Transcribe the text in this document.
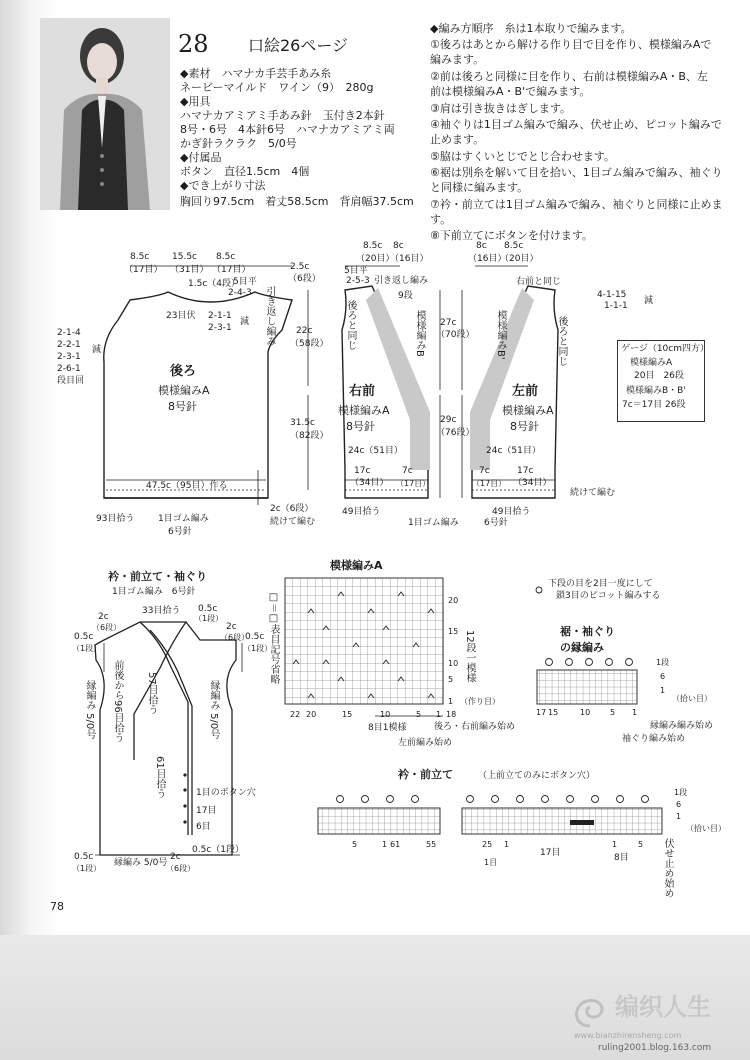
28 口絵26ページ
◆素材　ハマナカ手芸手あみ糸
ネービーマイルド　ワイン（9）　280g
◆用具
ハマナカアミアミ手あみ針　玉付き2本針
8号・6号　4本針6号　ハマナカアミアミ両
かぎ針ラクラク　5/0号
◆付属品
ボタン　直径1.5cm　4個
◆でき上がり寸法
胸回り97.5cm　着丈58.5cm　背肩幅37.5cm
◆編み方順序　糸は1本取りで編みます。
①後ろはあとから解ける作り目で目を作り、模様編みAで
編みます。
②前は後ろと同様に目を作り、右前は模様編みA・B、左
前は模様編みA・B'で編みます。
③肩は引き抜きはぎします。
④袖ぐりは1目ゴム編みで編み、伏せ止め、ピコット編みで
止めます。
⑤脇はすくいとじでとじ合わせます。
⑥裾は別糸を解いて目を拾い、1目ゴム編みで編み、袖ぐり
と同様に編みます。
⑦衿・前立ては1目ゴム編みで編み、袖ぐりと同様に止めま
す。
⑧下前立てにボタンを付けます。
8.5c	15.5c 8.5c
（17目） （31目） （17目）
1.5c（4段）
5目平
2-4-3 引き返し編み
23目伏 2-1-1
2-3-1
減
2-1-4
2-2-1
2-3-1
2-6-1
減
段目回
後ろ
模様編みA
8号針
47.5c（95目）作る
93目拾う	1目ゴム編み
6号針
2c（6段）
続けて編む
2.5c
（6段）
22c
（58段）
31.5c
（82段）
8.5c 8c
（20目）
（16目）
5目平
2-5-3 引き返し編み
9段
後ろと同じ	模様編みB
右前
模様編みA
8号針
24c（51目）
17c
（34目）
7c
（17目）
49目拾う
8c 8.5c
（16目）
（20目）
右前と同じ
後ろと同じ
模様編みB'
左前
模様編みA
8号針
24c（51目）
17c
（34目）
7c
（17目）
49目拾う
続けて編む
4-1-15
1-1-1 減
27c
（70段）
29c
（76段）
1目ゴム編み	6号針
ゲージ（10cm四方）
模様編みA
20目　26段
模様編みB・B'
7c＝17目 26段
衿・前立て・袖ぐり
1目ゴム編み　6号針
33目拾う 0.5c
（1段）
2c
（6段）	2c
（6段）
0.5c
（1段）
0.5c
（1段）
前後から96目拾う 57目拾う
61目拾う
縁編み 5/0号	縁編み 5/0号
1目のボタン穴
17目
6目
0.5c（1段）
0.5c
（1段）
縁編み 5/0号
2c
（6段）
模様編みA
□＝□表目記号省略	20
15
10
5
1
12段一模様
（作り目）
22 20	15	10	5 1 18
8目1模様	後ろ・右前編み始め
左前編み始め
下段の目を2目一度にして
鎖3目のピコット編みする
裾・袖ぐり
の縁編み
17 15	10 5 1
1段
6
1
（拾い目）
縁編み編み始め
袖ぐり編み始め
衿・前立て	（上前立てのみにボタン穴）
5	1 61	55	25 1
17目
1	5
8目
1目
1段
6
1
（拾い目）
伏せ止め始め
78
编织人生
www.bianzhirensheng.com
ruling2001.blog.163.com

-*-*-

> **The request**:
Exclude the pictures, and transcribe all of the material exactly.

> **Response**:
Transcribe the text in this document.
28 口絵26ページ
◆素材　ハマナカ手芸手あみ糸
ネービーマイルド　ワイン（9）　280g
◆用具
ハマナカアミアミ手あみ針　玉付き2本針
8号・6号　4本針6号　ハマナカアミアミ両
かぎ針ラクラク　5/0号
◆付属品
ボタン　直径1.5cm　4個
◆でき上がり寸法
胸回り97.5cm　着丈58.5cm　背肩幅37.5cm
◆編み方順序　糸は1本取りで編みます。
①後ろはあとから解ける作り目で目を作り、模様編みAで
編みます。
②前は後ろと同様に目を作り、右前は模様編みA・B、左
前は模様編みA・B'で編みます。
③肩は引き抜きはぎします。
④袖ぐりは1目ゴム編みで編み、伏せ止め、ピコット編みで
止めます。
⑤脇はすくいとじでとじ合わせます。
⑥裾は別糸を解いて目を拾い、1目ゴム編みで編み、袖ぐり
と同様に編みます。
⑦衿・前立ては1目ゴム編みで編み、袖ぐりと同様に止めま
す。
⑧下前立てにボタンを付けます。
8.5c	15.5c 8.5c
（17目） （31目） （17目）
1.5c（4段）
5目平
2-4-3 引き返し編み
23目伏 2-1-1
2-3-1
減
2-1-4
2-2-1
2-3-1
2-6-1
減
段目回
後ろ
模様編みA
8号針
47.5c（95目）作る
93目拾う	1目ゴム編み
6号針
2c（6段）
続けて編む
2.5c
（6段）
22c
（58段）
31.5c
（82段）
8.5c 8c
（20目）
（16目）
5目平
2-5-3 引き返し編み
9段
後ろと同じ	模様編みB
右前
模様編みA
8号針
24c（51目）
17c
（34目）
7c
（17目）
49目拾う
8c 8.5c
（16目）
（20目）
右前と同じ
後ろと同じ
模様編みB'
左前
模様編みA
8号針
24c（51目）
17c
（34目）
7c
（17目）
49目拾う
続けて編む
4-1-15
1-1-1 減
27c
（70段）
29c
（76段）
1目ゴム編み	6号針
ゲージ（10cm四方）
模様編みA
20目　26段
模様編みB・B'
7c＝17目 26段
衿・前立て・袖ぐり
1目ゴム編み　6号針
33目拾う 0.5c
（1段）
2c
（6段）	2c
（6段）
0.5c
（1段）
0.5c
（1段）
前後から96目拾う 57目拾う
61目拾う
縁編み 5/0号	縁編み 5/0号
1目のボタン穴
17目
6目
0.5c（1段）
0.5c
（1段）
縁編み 5/0号
2c
（6段）
模様編みA
□＝□表目記号省略	20
15
10
5
1
12段一模様
（作り目）
22 20	15	10	5 1 18
8目1模様	後ろ・右前編み始め
左前編み始め
下段の目を2目一度にして
鎖3目のピコット編みする
裾・袖ぐり
の縁編み
17 15	10 5 1
1段
6
1
（拾い目）
縁編み編み始め
袖ぐり編み始め
衿・前立て	（上前立てのみにボタン穴）
5	1 61	55	25 1
17目
1	5
8目
1目
1段
6
1
（拾い目）
伏せ止め始め
78
编织人生
www.bianzhirensheng.com
ruling2001.blog.163.com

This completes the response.